| WRITTEN TASK |
For each line below that contains the string "file", copy that line.

| Figure content listings |
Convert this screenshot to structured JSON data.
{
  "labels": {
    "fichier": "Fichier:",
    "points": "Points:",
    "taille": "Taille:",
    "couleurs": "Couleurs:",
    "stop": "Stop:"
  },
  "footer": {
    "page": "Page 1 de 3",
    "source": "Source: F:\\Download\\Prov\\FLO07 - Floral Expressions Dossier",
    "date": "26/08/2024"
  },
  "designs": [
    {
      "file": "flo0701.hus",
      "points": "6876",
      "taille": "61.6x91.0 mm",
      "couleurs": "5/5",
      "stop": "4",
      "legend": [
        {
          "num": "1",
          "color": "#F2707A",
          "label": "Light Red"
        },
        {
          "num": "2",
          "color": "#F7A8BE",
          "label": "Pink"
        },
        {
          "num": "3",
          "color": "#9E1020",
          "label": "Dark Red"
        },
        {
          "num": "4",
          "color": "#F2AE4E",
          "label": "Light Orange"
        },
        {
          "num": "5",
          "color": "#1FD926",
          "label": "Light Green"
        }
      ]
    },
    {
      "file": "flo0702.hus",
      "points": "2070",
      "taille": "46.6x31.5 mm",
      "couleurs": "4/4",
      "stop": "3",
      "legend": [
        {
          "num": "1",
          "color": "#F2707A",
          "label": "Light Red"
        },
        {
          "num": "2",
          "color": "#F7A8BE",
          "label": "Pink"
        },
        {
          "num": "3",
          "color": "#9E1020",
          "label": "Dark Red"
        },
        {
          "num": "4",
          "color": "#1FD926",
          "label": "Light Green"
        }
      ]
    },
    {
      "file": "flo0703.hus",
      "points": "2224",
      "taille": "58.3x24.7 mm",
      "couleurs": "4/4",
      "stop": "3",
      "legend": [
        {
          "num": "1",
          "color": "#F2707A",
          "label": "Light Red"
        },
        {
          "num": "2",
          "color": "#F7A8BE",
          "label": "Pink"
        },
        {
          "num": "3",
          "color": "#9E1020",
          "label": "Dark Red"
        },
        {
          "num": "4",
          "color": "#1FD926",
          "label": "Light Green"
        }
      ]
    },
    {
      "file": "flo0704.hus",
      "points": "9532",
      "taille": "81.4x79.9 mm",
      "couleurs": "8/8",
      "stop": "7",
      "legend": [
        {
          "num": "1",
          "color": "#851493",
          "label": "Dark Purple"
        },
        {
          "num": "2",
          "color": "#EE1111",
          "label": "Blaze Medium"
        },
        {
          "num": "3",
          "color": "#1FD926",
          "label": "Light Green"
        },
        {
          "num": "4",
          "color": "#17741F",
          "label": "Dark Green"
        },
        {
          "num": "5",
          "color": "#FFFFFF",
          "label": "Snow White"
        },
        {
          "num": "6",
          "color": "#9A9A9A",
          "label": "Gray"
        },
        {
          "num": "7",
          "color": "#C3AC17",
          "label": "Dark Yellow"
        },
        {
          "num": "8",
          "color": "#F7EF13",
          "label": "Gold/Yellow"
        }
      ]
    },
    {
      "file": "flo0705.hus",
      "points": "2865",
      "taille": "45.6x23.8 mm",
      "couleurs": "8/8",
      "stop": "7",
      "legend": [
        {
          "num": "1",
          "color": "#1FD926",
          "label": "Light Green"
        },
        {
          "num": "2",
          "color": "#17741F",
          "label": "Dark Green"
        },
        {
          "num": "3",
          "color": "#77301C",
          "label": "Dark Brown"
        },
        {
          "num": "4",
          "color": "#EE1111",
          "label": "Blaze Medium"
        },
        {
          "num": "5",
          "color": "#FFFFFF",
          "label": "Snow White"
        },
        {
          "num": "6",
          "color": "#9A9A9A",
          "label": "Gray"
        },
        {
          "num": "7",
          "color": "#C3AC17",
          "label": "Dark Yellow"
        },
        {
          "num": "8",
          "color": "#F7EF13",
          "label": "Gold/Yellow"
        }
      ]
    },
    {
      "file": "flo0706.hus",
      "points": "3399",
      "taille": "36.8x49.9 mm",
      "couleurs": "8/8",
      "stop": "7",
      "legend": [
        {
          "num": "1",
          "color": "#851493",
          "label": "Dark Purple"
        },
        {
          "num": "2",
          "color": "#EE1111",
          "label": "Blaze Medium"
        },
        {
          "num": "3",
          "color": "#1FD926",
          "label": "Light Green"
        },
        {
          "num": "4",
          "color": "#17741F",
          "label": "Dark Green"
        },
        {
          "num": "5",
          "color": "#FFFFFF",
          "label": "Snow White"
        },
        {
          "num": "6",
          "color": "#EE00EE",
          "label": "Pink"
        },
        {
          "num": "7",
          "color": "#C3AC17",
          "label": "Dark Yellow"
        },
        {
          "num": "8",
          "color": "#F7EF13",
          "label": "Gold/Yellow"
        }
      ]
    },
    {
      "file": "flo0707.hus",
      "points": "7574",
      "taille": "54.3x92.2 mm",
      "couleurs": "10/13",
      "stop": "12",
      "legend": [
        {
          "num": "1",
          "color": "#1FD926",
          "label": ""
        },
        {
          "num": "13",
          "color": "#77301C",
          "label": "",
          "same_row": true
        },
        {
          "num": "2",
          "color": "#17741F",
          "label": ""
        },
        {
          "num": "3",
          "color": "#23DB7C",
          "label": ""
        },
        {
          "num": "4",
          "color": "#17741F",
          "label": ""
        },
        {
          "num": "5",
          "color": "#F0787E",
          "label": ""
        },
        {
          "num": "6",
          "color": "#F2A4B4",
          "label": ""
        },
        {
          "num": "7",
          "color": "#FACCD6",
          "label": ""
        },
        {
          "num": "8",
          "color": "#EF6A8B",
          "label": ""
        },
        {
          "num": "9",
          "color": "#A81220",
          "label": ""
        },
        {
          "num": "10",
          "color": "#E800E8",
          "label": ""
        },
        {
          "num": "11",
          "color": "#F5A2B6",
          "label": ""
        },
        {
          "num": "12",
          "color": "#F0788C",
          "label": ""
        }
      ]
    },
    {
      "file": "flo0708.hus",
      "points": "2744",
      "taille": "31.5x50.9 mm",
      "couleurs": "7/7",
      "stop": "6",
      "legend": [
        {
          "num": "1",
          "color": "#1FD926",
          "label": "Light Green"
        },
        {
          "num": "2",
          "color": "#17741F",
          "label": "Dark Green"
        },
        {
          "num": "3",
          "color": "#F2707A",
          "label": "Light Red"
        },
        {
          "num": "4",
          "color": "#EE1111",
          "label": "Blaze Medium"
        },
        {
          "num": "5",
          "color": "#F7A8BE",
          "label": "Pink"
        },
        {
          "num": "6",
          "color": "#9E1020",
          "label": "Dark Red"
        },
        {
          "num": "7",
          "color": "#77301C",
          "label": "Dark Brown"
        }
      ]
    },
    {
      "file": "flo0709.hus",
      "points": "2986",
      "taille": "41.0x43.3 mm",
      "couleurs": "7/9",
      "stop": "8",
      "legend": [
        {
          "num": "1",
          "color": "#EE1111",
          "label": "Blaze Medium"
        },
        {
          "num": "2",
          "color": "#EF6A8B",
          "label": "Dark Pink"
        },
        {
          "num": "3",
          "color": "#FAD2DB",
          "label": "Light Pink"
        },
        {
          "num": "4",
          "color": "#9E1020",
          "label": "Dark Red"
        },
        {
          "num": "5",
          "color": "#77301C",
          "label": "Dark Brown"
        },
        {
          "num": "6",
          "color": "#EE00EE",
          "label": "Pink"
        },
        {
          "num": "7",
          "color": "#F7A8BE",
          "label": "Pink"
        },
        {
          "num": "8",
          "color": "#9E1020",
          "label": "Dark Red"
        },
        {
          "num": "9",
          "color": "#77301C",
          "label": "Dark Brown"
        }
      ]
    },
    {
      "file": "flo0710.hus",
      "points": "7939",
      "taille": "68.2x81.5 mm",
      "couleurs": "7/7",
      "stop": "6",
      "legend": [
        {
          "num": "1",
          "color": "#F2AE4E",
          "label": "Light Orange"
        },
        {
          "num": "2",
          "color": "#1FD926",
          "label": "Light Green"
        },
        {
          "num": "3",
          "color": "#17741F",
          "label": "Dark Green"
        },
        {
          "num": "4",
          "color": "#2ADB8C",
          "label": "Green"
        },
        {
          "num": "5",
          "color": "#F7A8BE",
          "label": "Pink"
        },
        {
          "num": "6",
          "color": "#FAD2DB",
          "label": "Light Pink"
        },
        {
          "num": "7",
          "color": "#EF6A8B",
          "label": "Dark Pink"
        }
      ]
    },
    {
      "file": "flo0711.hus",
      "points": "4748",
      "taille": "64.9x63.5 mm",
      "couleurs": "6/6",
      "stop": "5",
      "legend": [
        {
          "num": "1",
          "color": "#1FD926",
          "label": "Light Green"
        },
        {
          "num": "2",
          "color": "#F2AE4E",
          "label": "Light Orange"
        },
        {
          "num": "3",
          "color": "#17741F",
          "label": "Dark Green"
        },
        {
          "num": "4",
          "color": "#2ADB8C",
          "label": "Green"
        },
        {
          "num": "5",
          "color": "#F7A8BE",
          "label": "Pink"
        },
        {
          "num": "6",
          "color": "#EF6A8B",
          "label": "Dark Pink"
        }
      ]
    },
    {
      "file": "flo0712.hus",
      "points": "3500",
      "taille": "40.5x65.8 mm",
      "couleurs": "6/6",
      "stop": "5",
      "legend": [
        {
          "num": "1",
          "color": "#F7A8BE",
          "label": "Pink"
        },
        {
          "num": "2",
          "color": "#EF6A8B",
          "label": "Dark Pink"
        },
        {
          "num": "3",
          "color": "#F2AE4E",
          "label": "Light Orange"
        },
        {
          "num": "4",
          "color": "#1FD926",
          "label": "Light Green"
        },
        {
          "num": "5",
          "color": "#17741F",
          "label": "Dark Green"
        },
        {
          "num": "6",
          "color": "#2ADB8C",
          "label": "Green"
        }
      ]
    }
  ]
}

| ANSWER FOR THIS EXERCISE |
      "file": "flo0701.hus",
      "file": "flo0702.hus",
      "file": "flo0703.hus",
      "file": "flo0704.hus",
      "file": "flo0705.hus",
      "file": "flo0706.hus",
      "file": "flo0707.hus",
      "file": "flo0708.hus",
      "file": "flo0709.hus",
      "file": "flo0710.hus",
      "file": "flo0711.hus",
      "file": "flo0712.hus",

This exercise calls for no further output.